-- Begin Data for this task --
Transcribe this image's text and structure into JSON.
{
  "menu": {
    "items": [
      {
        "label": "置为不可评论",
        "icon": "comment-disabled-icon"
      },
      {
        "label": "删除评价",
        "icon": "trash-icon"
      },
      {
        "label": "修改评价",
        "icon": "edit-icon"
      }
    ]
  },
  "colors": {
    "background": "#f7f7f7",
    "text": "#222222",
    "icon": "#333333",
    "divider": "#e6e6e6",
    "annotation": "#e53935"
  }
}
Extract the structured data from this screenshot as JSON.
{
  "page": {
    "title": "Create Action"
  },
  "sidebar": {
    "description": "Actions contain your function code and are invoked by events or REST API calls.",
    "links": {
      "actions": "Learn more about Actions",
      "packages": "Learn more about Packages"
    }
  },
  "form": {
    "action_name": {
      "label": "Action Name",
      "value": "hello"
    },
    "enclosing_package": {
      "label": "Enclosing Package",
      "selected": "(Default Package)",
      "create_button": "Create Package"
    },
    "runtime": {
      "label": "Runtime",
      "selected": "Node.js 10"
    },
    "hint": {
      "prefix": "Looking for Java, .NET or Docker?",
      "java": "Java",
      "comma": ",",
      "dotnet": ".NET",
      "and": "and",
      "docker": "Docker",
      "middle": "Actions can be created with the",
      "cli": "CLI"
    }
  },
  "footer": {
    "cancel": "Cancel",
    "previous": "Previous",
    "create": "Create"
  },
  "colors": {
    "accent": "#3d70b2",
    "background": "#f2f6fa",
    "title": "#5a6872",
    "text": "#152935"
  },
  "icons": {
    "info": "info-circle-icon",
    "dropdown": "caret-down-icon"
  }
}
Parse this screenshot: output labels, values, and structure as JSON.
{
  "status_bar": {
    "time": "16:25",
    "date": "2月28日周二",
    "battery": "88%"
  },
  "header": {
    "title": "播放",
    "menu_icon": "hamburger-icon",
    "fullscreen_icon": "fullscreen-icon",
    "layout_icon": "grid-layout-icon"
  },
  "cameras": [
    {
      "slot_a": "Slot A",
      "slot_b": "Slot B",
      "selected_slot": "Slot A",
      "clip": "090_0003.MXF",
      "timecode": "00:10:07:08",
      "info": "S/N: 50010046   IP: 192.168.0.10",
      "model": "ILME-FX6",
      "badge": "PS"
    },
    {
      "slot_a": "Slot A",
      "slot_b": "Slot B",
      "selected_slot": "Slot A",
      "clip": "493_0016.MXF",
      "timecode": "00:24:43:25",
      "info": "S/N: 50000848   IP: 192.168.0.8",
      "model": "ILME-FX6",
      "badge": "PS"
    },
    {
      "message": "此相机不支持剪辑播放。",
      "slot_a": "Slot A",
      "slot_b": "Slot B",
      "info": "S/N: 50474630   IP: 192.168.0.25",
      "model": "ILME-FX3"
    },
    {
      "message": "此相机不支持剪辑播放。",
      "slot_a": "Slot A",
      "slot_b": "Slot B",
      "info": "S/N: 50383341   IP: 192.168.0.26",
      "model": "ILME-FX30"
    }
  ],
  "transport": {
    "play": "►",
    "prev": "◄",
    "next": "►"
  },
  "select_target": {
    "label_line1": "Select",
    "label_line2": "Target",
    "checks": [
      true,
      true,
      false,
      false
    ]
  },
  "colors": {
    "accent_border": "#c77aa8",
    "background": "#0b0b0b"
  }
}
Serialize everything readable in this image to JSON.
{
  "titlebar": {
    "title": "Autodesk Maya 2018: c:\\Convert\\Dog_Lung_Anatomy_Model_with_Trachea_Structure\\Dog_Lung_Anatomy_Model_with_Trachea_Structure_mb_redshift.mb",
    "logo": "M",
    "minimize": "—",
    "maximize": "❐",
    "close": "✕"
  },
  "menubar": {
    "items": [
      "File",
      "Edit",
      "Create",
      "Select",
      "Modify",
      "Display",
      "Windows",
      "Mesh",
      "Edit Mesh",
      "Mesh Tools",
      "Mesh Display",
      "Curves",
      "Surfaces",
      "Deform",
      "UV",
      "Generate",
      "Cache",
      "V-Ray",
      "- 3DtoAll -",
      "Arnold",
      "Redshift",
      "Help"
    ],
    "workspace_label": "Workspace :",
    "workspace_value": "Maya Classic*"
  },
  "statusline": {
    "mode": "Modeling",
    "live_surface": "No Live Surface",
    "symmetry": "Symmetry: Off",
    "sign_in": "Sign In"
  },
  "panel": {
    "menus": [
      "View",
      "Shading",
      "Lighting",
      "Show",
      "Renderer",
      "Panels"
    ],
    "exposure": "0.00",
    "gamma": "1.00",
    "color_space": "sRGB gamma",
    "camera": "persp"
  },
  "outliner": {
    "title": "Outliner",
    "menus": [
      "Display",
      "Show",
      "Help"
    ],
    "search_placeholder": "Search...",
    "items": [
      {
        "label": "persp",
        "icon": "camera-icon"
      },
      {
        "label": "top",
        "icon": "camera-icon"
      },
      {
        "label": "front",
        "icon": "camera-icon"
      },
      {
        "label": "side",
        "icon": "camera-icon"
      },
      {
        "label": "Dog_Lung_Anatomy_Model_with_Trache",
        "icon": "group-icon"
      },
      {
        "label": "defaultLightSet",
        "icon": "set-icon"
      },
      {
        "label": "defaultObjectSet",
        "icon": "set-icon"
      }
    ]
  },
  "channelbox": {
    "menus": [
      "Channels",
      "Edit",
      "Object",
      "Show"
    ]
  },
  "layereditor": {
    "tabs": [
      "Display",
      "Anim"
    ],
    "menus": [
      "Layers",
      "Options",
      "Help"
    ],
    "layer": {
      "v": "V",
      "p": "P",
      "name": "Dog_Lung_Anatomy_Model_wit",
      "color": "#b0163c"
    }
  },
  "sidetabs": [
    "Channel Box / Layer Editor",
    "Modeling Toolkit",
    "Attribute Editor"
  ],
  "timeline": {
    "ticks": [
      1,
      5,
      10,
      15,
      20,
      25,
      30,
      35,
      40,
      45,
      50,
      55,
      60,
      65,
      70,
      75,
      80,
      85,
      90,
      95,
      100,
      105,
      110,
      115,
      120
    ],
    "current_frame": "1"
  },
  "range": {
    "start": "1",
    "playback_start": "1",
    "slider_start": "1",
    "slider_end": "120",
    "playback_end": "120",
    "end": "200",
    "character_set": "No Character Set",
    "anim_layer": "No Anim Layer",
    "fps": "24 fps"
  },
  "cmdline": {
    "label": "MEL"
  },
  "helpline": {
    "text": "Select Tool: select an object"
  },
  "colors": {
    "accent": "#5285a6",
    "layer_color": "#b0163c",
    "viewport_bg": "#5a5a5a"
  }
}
-- End Data for this task --
## Your objective
State only the number of lines in these entries that contain "Java".

## Answer for this exercise
2